— Records for the task —

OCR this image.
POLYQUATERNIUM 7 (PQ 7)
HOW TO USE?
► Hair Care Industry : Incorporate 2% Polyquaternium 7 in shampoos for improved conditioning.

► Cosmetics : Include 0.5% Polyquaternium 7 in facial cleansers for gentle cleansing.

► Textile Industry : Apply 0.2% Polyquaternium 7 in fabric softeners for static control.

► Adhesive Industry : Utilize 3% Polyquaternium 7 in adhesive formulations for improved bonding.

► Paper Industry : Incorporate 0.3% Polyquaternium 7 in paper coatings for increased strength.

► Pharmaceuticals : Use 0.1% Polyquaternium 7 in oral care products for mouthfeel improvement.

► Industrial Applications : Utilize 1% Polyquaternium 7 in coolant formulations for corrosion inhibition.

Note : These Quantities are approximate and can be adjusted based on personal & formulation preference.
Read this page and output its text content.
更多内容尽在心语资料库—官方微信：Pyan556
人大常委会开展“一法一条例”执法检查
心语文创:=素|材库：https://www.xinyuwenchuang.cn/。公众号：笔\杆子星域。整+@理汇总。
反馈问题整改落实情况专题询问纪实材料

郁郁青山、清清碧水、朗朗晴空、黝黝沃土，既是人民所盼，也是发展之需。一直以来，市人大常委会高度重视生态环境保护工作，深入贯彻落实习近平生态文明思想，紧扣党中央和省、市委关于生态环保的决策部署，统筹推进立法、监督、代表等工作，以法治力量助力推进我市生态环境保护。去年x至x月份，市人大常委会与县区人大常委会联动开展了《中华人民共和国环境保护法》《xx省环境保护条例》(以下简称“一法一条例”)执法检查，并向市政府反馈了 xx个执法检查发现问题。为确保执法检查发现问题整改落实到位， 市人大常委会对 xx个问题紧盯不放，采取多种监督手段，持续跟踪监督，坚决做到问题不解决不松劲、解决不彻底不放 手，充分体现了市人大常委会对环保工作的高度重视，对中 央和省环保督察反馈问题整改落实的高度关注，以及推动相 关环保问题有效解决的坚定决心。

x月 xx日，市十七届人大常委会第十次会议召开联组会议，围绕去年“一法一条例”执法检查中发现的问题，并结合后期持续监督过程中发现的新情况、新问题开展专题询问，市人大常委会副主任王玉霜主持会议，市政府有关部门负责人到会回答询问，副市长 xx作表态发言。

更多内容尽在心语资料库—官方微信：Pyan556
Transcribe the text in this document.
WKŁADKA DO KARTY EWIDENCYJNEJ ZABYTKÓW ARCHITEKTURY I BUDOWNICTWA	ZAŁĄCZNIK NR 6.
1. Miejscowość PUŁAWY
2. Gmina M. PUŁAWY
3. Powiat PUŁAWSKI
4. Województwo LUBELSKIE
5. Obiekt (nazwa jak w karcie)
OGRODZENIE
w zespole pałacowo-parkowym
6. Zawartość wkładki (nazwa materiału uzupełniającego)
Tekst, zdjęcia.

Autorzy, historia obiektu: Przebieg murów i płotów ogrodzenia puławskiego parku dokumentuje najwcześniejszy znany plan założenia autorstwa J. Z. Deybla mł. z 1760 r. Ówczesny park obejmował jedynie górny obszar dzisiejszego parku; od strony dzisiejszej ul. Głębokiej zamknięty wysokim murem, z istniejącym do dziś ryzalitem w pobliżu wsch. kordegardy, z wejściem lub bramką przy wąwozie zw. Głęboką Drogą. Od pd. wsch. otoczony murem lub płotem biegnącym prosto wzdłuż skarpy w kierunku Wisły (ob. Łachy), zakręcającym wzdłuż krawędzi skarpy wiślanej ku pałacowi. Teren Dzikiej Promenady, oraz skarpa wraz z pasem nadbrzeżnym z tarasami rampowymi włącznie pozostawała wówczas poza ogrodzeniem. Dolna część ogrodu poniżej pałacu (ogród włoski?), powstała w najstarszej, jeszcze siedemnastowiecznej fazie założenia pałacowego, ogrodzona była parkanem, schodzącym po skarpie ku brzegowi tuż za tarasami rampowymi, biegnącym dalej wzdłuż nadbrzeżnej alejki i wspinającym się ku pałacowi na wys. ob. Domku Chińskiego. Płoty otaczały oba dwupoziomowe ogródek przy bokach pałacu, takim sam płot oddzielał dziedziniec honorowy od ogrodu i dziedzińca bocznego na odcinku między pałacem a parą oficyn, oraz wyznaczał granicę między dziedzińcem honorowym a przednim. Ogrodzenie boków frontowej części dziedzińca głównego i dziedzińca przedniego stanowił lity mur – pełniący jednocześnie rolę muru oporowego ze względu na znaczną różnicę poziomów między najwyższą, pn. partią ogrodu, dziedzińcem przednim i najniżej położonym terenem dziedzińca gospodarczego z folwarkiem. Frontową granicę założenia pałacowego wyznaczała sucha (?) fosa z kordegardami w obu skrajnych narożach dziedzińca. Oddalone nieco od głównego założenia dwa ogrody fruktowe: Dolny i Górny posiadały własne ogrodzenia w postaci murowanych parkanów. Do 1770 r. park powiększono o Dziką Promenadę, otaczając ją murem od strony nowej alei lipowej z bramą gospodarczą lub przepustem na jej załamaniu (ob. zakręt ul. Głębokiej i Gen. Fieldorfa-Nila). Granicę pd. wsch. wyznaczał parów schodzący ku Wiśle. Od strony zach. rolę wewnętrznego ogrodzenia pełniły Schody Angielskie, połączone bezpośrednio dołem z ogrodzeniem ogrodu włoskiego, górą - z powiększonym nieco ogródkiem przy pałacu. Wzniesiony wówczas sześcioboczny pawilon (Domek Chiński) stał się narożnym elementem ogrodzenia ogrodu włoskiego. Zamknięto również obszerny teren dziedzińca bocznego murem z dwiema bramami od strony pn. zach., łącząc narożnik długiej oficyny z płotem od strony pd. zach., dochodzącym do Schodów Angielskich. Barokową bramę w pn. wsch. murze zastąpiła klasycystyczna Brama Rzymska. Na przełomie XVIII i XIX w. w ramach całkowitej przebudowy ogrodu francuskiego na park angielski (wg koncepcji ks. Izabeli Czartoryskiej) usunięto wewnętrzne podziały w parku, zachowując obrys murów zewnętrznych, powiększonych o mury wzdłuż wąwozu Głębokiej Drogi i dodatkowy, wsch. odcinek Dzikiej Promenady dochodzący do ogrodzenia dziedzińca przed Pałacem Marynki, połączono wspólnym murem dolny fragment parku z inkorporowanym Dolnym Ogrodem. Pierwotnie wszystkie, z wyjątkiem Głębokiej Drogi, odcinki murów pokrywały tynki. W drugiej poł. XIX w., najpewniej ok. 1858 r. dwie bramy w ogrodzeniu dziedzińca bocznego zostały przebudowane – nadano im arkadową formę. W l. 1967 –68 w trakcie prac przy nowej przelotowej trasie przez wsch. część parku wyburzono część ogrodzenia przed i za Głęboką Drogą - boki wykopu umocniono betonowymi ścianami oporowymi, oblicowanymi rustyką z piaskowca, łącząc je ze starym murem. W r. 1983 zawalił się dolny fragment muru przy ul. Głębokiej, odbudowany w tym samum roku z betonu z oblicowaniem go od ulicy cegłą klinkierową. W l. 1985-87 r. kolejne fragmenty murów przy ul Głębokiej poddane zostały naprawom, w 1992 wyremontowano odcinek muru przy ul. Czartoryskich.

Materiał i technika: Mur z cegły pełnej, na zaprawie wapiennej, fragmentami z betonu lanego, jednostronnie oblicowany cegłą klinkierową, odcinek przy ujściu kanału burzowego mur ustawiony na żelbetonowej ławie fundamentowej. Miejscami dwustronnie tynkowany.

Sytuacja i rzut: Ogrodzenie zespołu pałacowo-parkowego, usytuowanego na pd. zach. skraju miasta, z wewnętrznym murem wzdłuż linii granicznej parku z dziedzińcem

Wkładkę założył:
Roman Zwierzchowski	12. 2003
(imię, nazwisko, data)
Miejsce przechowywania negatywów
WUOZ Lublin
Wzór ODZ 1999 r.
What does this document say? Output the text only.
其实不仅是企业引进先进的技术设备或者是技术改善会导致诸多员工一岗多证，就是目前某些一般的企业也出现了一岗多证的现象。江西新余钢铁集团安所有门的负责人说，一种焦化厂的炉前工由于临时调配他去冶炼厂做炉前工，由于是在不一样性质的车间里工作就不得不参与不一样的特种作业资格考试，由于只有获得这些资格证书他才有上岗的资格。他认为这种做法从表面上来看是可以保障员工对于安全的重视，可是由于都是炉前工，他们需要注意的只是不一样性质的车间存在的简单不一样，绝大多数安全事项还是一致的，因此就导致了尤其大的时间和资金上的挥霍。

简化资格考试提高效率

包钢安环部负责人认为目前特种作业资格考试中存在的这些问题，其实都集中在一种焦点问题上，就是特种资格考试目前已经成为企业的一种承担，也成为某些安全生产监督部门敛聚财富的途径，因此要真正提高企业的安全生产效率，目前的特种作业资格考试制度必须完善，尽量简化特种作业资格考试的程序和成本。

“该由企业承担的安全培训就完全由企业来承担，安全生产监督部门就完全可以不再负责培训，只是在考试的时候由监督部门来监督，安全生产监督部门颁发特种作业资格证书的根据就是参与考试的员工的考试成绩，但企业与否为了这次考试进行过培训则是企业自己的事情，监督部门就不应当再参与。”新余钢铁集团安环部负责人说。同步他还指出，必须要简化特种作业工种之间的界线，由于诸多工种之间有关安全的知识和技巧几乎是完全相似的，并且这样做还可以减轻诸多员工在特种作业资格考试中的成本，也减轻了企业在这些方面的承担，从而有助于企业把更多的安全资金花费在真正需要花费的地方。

— Short task —
Determine how many lines of the data contain "document" and give nothing but that number.

— Task solution —
2